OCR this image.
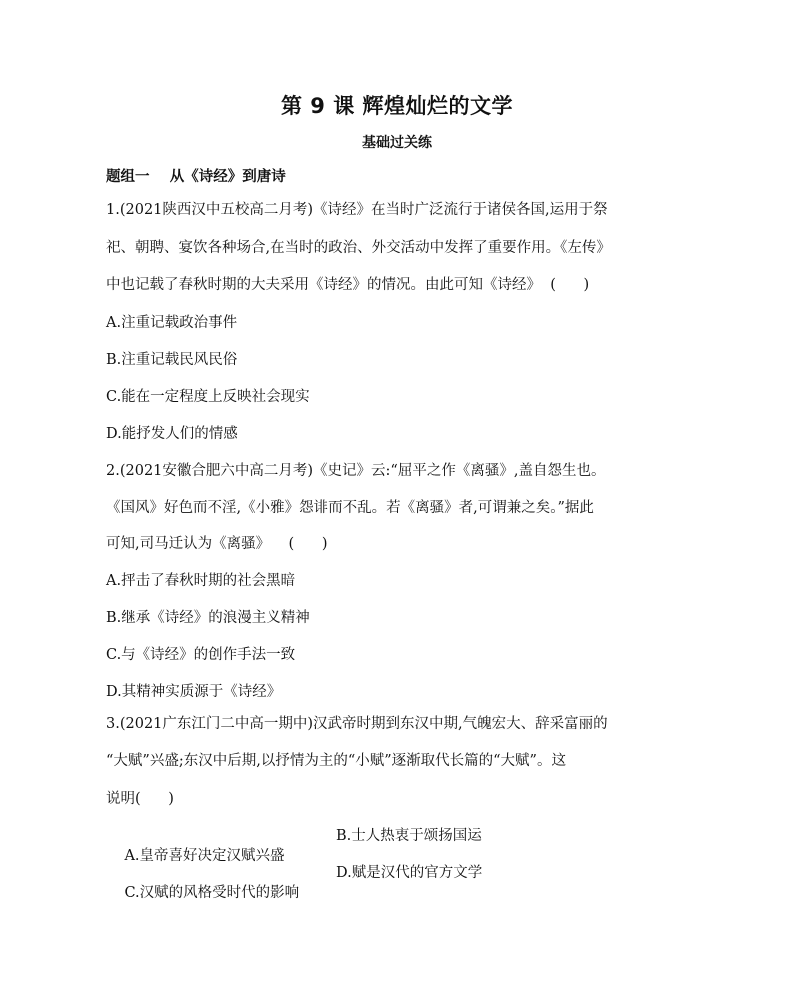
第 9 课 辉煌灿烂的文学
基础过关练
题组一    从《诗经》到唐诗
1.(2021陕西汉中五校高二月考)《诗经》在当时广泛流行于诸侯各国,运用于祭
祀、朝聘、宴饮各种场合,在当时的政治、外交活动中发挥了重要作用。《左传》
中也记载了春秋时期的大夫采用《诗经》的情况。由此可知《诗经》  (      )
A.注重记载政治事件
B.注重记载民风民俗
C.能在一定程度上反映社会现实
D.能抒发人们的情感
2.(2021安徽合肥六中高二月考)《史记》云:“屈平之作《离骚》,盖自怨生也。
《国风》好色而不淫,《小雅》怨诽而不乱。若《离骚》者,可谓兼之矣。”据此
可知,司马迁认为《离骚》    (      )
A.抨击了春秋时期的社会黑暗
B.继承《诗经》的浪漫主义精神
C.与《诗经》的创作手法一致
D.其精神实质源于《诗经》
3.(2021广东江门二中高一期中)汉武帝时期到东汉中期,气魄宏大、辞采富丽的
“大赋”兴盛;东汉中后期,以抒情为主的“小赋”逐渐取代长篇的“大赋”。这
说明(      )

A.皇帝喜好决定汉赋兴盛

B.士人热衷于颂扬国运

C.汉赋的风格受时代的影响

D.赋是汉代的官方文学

Exercise objective
Omit the pictures and give the material again, exactly and in full.

Correct response
OCR this image.
第 9 课 辉煌灿烂的文学
基础过关练
题组一    从《诗经》到唐诗
1.(2021陕西汉中五校高二月考)《诗经》在当时广泛流行于诸侯各国,运用于祭
祀、朝聘、宴饮各种场合,在当时的政治、外交活动中发挥了重要作用。《左传》
中也记载了春秋时期的大夫采用《诗经》的情况。由此可知《诗经》  (      )
A.注重记载政治事件
B.注重记载民风民俗
C.能在一定程度上反映社会现实
D.能抒发人们的情感
2.(2021安徽合肥六中高二月考)《史记》云:“屈平之作《离骚》,盖自怨生也。
《国风》好色而不淫,《小雅》怨诽而不乱。若《离骚》者,可谓兼之矣。”据此
可知,司马迁认为《离骚》    (      )
A.抨击了春秋时期的社会黑暗
B.继承《诗经》的浪漫主义精神
C.与《诗经》的创作手法一致
D.其精神实质源于《诗经》
3.(2021广东江门二中高一期中)汉武帝时期到东汉中期,气魄宏大、辞采富丽的
“大赋”兴盛;东汉中后期,以抒情为主的“小赋”逐渐取代长篇的“大赋”。这
说明(      )

A.皇帝喜好决定汉赋兴盛

B.士人热衷于颂扬国运

C.汉赋的风格受时代的影响

D.赋是汉代的官方文学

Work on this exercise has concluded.